§ **Task prompt**: Copy the records that follow exactly as written, but not their pictures.

§ **Given records**:
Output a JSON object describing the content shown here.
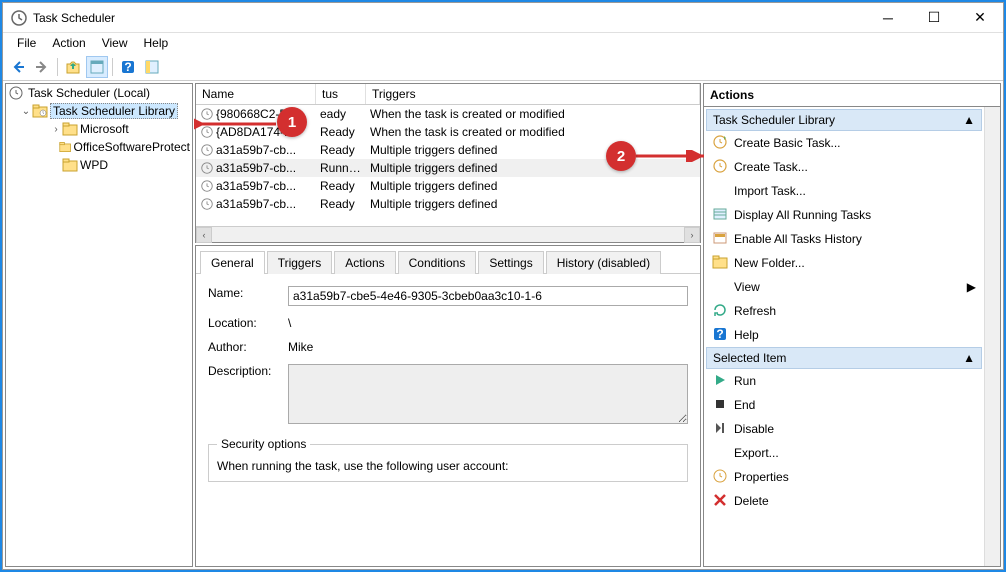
{
  "window": {
    "title": "Task Scheduler"
  },
  "menu": {
    "file": "File",
    "action": "Action",
    "view": "View",
    "help": "Help"
  },
  "tree": {
    "root": "Task Scheduler (Local)",
    "library": "Task Scheduler Library",
    "children": [
      "Microsoft",
      "OfficeSoftwareProtect",
      "WPD"
    ]
  },
  "columns": {
    "name": "Name",
    "status": "tus",
    "triggers": "Triggers"
  },
  "tasks": [
    {
      "name": "{980668C2-E...",
      "status": "eady",
      "triggers": "When the task is created or modified",
      "selected": false
    },
    {
      "name": "{AD8DA174-...",
      "status": "Ready",
      "triggers": "When the task is created or modified",
      "selected": false
    },
    {
      "name": "a31a59b7-cb...",
      "status": "Ready",
      "triggers": "Multiple triggers defined",
      "selected": false
    },
    {
      "name": "a31a59b7-cb...",
      "status": "Running",
      "triggers": "Multiple triggers defined",
      "selected": true
    },
    {
      "name": "a31a59b7-cb...",
      "status": "Ready",
      "triggers": "Multiple triggers defined",
      "selected": false
    },
    {
      "name": "a31a59b7-cb...",
      "status": "Ready",
      "triggers": "Multiple triggers defined",
      "selected": false
    }
  ],
  "tabs": [
    "General",
    "Triggers",
    "Actions",
    "Conditions",
    "Settings",
    "History (disabled)"
  ],
  "details": {
    "name_label": "Name:",
    "name_value": "a31a59b7-cbe5-4e46-9305-3cbeb0aa3c10-1-6",
    "location_label": "Location:",
    "location_value": "\\",
    "author_label": "Author:",
    "author_value": "Mike",
    "description_label": "Description:",
    "description_value": "",
    "security_legend": "Security options",
    "security_text": "When running the task, use the following user account:"
  },
  "actions": {
    "header": "Actions",
    "section1": "Task Scheduler Library",
    "items1": [
      "Create Basic Task...",
      "Create Task...",
      "Import Task...",
      "Display All Running Tasks",
      "Enable All Tasks History",
      "New Folder...",
      "View",
      "Refresh",
      "Help"
    ],
    "section2": "Selected Item",
    "items2": [
      "Run",
      "End",
      "Disable",
      "Export...",
      "Properties",
      "Delete"
    ]
  },
  "annotations": {
    "one": "1",
    "two": "2"
  }
}
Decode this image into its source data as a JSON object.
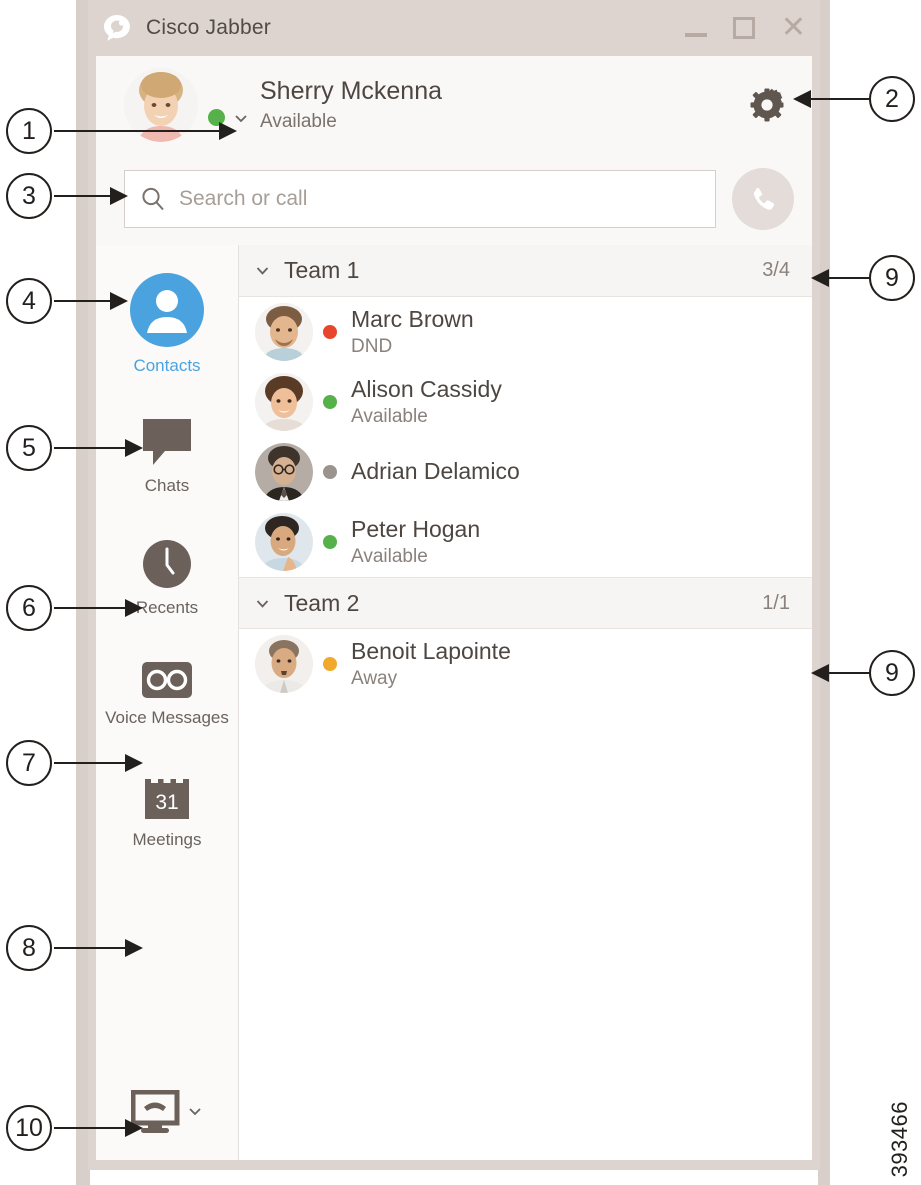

§ **Solution to the exercise**:
Output a JSON object describing the content shown here.
{
  "window": {
    "title": "Task Scheduler"
  },
  "menu": {
    "file": "File",
    "action": "Action",
    "view": "View",
    "help": "Help"
  },
  "tree": {
    "root": "Task Scheduler (Local)",
    "library": "Task Scheduler Library",
    "children": [
      "Microsoft",
      "OfficeSoftwareProtect",
      "WPD"
    ]
  },
  "columns": {
    "name": "Name",
    "status": "tus",
    "triggers": "Triggers"
  },
  "tasks": [
    {
      "name": "{980668C2-E...",
      "status": "eady",
      "triggers": "When the task is created or modified",
      "selected": false
    },
    {
      "name": "{AD8DA174-...",
      "status": "Ready",
      "triggers": "When the task is created or modified",
      "selected": false
    },
    {
      "name": "a31a59b7-cb...",
      "status": "Ready",
      "triggers": "Multiple triggers defined",
      "selected": false
    },
    {
      "name": "a31a59b7-cb...",
      "status": "Running",
      "triggers": "Multiple triggers defined",
      "selected": true
    },
    {
      "name": "a31a59b7-cb...",
      "status": "Ready",
      "triggers": "Multiple triggers defined",
      "selected": false
    },
    {
      "name": "a31a59b7-cb...",
      "status": "Ready",
      "triggers": "Multiple triggers defined",
      "selected": false
    }
  ],
  "tabs": [
    "General",
    "Triggers",
    "Actions",
    "Conditions",
    "Settings",
    "History (disabled)"
  ],
  "details": {
    "name_label": "Name:",
    "name_value": "a31a59b7-cbe5-4e46-9305-3cbeb0aa3c10-1-6",
    "location_label": "Location:",
    "location_value": "\\",
    "author_label": "Author:",
    "author_value": "Mike",
    "description_label": "Description:",
    "description_value": "",
    "security_legend": "Security options",
    "security_text": "When running the task, use the following user account:"
  },
  "actions": {
    "header": "Actions",
    "section1": "Task Scheduler Library",
    "items1": [
      "Create Basic Task...",
      "Create Task...",
      "Import Task...",
      "Display All Running Tasks",
      "Enable All Tasks History",
      "New Folder...",
      "View",
      "Refresh",
      "Help"
    ],
    "section2": "Selected Item",
    "items2": [
      "Run",
      "End",
      "Disable",
      "Export...",
      "Properties",
      "Delete"
    ]
  },
  "annotations": {
    "one": "1",
    "two": "2"
  }
}
Decode this image into its source data as a JSON object.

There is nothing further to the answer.